━━━━━ PROVIDED RECORDS ━━━━━
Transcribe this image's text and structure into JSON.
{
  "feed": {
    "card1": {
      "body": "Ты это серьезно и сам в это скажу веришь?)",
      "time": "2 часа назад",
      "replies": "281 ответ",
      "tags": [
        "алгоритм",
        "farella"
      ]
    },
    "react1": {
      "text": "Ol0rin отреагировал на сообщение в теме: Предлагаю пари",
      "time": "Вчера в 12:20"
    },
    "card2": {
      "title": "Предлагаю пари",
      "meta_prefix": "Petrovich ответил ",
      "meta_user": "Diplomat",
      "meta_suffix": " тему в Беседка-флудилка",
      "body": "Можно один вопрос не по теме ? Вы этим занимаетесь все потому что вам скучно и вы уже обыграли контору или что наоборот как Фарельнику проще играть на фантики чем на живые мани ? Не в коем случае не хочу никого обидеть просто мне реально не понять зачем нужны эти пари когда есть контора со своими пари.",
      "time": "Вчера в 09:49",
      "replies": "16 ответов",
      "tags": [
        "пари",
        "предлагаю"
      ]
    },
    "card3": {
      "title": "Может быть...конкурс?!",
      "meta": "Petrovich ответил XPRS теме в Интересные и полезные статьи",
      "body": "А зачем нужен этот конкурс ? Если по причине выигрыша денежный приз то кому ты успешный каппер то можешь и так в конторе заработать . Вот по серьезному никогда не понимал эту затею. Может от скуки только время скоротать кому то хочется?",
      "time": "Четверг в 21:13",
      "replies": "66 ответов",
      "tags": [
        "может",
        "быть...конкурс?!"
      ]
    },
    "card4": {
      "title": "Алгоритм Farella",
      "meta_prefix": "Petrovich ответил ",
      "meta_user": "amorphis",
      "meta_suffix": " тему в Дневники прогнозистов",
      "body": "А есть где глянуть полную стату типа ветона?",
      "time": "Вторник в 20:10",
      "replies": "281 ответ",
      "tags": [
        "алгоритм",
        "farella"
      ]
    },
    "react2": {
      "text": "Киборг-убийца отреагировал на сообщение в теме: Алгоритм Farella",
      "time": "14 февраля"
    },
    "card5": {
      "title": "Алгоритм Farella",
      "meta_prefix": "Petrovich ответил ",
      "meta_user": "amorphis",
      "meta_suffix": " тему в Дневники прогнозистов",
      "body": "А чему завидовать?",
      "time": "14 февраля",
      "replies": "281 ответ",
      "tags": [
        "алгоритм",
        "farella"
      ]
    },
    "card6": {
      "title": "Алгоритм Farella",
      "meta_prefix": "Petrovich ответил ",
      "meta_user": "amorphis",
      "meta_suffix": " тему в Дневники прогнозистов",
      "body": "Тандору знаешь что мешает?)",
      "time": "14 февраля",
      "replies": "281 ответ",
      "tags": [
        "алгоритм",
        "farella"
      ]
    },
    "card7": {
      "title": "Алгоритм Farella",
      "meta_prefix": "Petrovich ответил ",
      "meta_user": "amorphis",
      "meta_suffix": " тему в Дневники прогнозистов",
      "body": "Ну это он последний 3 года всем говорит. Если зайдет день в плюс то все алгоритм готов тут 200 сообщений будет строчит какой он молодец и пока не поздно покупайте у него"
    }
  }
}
━━━━━
Show every line in the entries where the string "сообщение" occurs.

      "text": "Ol0rin отреагировал на сообщение в теме: Предлагаю пари",
      "text": "Киборг-убийца отреагировал на сообщение в теме: Алгоритм Farella",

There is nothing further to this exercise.